### Data records
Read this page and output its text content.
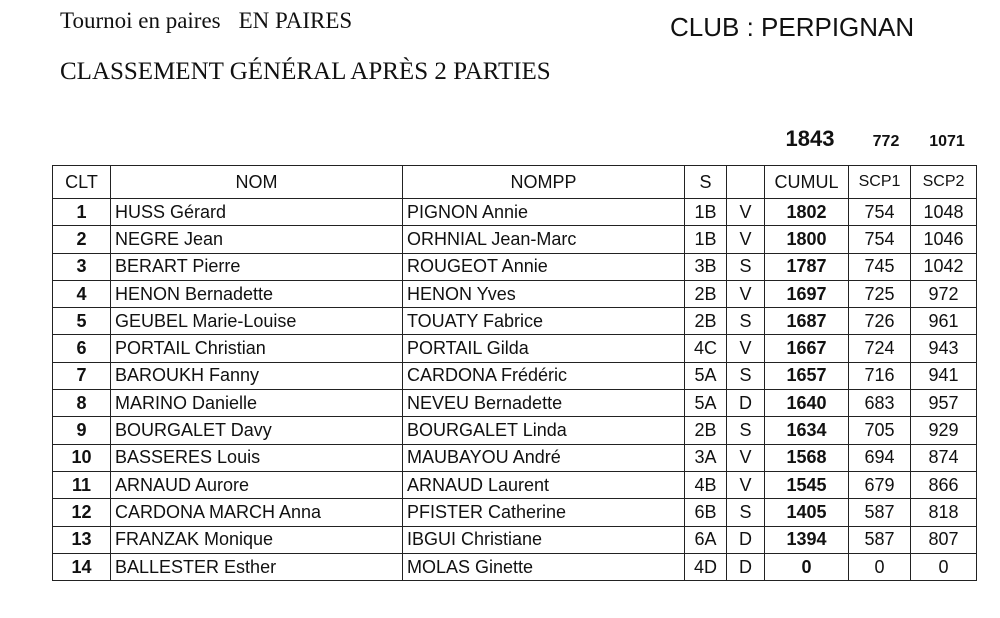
Tournoi en paires EN PAIRES	CLUB : PERPIGNAN
CLASSEMENT GÉNÉRAL APRÈS 2 PARTIES
1843	772	1071
CLT	NOM	NOMPP	S		CUMUL	SCP1	SCP2
1	HUSS Gérard	PIGNON Annie	1B	V	1802	754	1048
2	NEGRE Jean	ORHNIAL Jean-Marc	1B	V	1800	754	1046
3	BERART Pierre	ROUGEOT Annie	3B	S	1787	745	1042
4	HENON Bernadette	HENON Yves	2B	V	1697	725	972
5	GEUBEL Marie-Louise	TOUATY Fabrice	2B	S	1687	726	961
6	PORTAIL Christian	PORTAIL Gilda	4C	V	1667	724	943
7	BAROUKH Fanny	CARDONA Frédéric	5A	S	1657	716	941
8	MARINO Danielle	NEVEU Bernadette	5A	D	1640	683	957
9	BOURGALET Davy	BOURGALET Linda	2B	S	1634	705	929
10	BASSERES Louis	MAUBAYOU André	3A	V	1568	694	874
11	ARNAUD Aurore	ARNAUD Laurent	4B	V	1545	679	866
12	CARDONA MARCH Anna	PFISTER Catherine	6B	S	1405	587	818
13	FRANZAK Monique	IBGUI Christiane	6A	D	1394	587	807
14	BALLESTER Esther	MOLAS Ginette	4D	D	0	0	0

### Given instruction
Check each line of these records for the string "CARDONA" and state only how many lines have it.

### Written solution
2